EXERCISE PROMPT » Take the part of the data that opens with the line containing "metric-card: 経常利益 0%" and closes with the line containing "metric-card: 営業利益 0%". Substitute "center-line" for "midpoint-line" and return only those lines, leaving everything else unchanged.

===== MATERIAL FOR THIS TASK =====

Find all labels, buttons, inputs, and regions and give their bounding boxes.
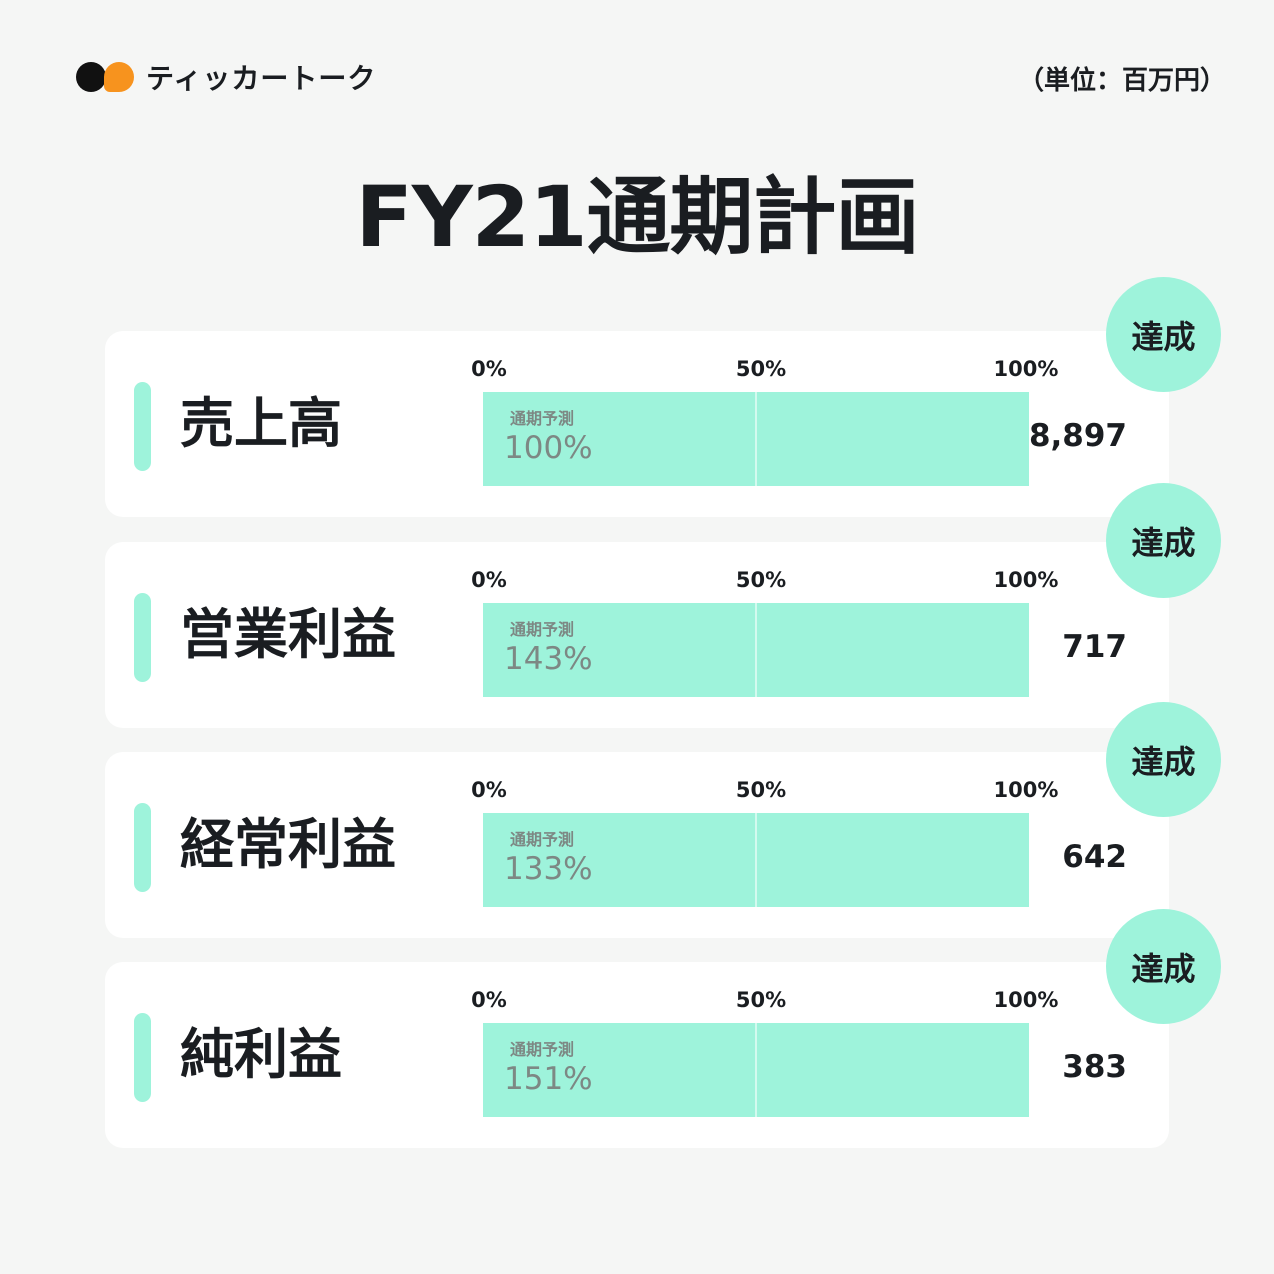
metric-card: 経常利益 0% 50% 100% 通期予測 133% 642 [105,752,1169,938]
axis-tick-label: 100% [993,778,1059,802]
metric-label: 経常利益 [180,813,396,876]
midpoint-line [755,1023,757,1117]
brand-logo: ティッカートーク [76,58,376,96]
metric-card: 営業利益 0% 50% 100% 通期予測 143% 717 [105,542,1169,728]
page-title: FY21通期計画 [355,168,919,266]
progress-bar-track: 通期予測 143% [483,603,1029,697]
axis-tick-label: 0% [471,357,507,381]
progress-bar-track: 通期予測 133% [483,813,1029,907]
axis-tick-label: 0% [471,778,507,802]
achieved-badge: 達成 [1106,277,1221,392]
bar-caption: 通期予測 [510,830,575,849]
card-accent-bar [134,1013,151,1102]
metric-label: 売上高 [180,392,342,455]
axis-tick-label: 50% [735,568,787,592]
axis-tick-label: 50% [735,357,787,381]
bar-percent-label: 143% [504,641,593,677]
midpoint-line [755,603,757,697]
metric-value: 642 [1062,839,1127,875]
bar-caption: 通期予測 [510,409,575,428]
unit-label: （単位：百万円） [1017,66,1226,96]
metric-label: 営業利益 [180,603,396,666]
card-accent-bar [134,803,151,892]
bar-percent-label: 133% [504,851,593,887]
bar-percent-label: 151% [504,1061,593,1097]
bar-percent-label: 100% [504,430,593,466]
brand-name: ティッカートーク [146,62,377,95]
metric-value: 383 [1062,1049,1127,1085]
logo-mark-icon [76,59,136,95]
metric-card: 純利益 0% 50% 100% 通期予測 151% 383 [105,962,1169,1148]
axis-tick-label: 100% [993,568,1059,592]
axis-tick-label: 100% [993,988,1059,1012]
progress-bar-track: 通期予測 100% [483,392,1029,486]
axis-tick-label: 0% [471,988,507,1012]
midpoint-line [755,392,757,486]
metric-value: 8,897 [1028,418,1127,454]
metric-value: 717 [1062,629,1127,665]
card-accent-bar [134,382,151,471]
metric-label: 純利益 [180,1023,342,1086]
achieved-badge: 達成 [1106,909,1221,1024]
metric-card: 売上高 0% 50% 100% 通期予測 100% 8,897 [105,331,1169,517]
axis-tick-label: 100% [993,357,1059,381]
progress-bar-track: 通期予測 151% [483,1023,1029,1117]
achieved-badge: 達成 [1106,702,1221,817]
midpoint-line [755,813,757,907]
axis-tick-label: 50% [735,988,787,1012]
axis-tick-label: 50% [735,778,787,802]
achieved-badge: 達成 [1106,483,1221,598]
axis-tick-label: 0% [471,568,507,592]
bar-caption: 通期予測 [510,1040,575,1059]
bar-caption: 通期予測 [510,620,575,639]
card-accent-bar [134,593,151,682]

=====

EXPECTED ANSWER »
metric-card: 経常利益 0% 50% 100% 通期予測 133% 642 [105,752,1169,938]
axis-tick-label: 100% [993,778,1059,802]
metric-label: 経常利益 [180,813,396,876]
center-line [755,1023,757,1117]
brand-logo: ティッカートーク [76,58,376,96]
metric-card: 営業利益 0% 50% 100% 通期予測 143% 717 [105,542,1169,728]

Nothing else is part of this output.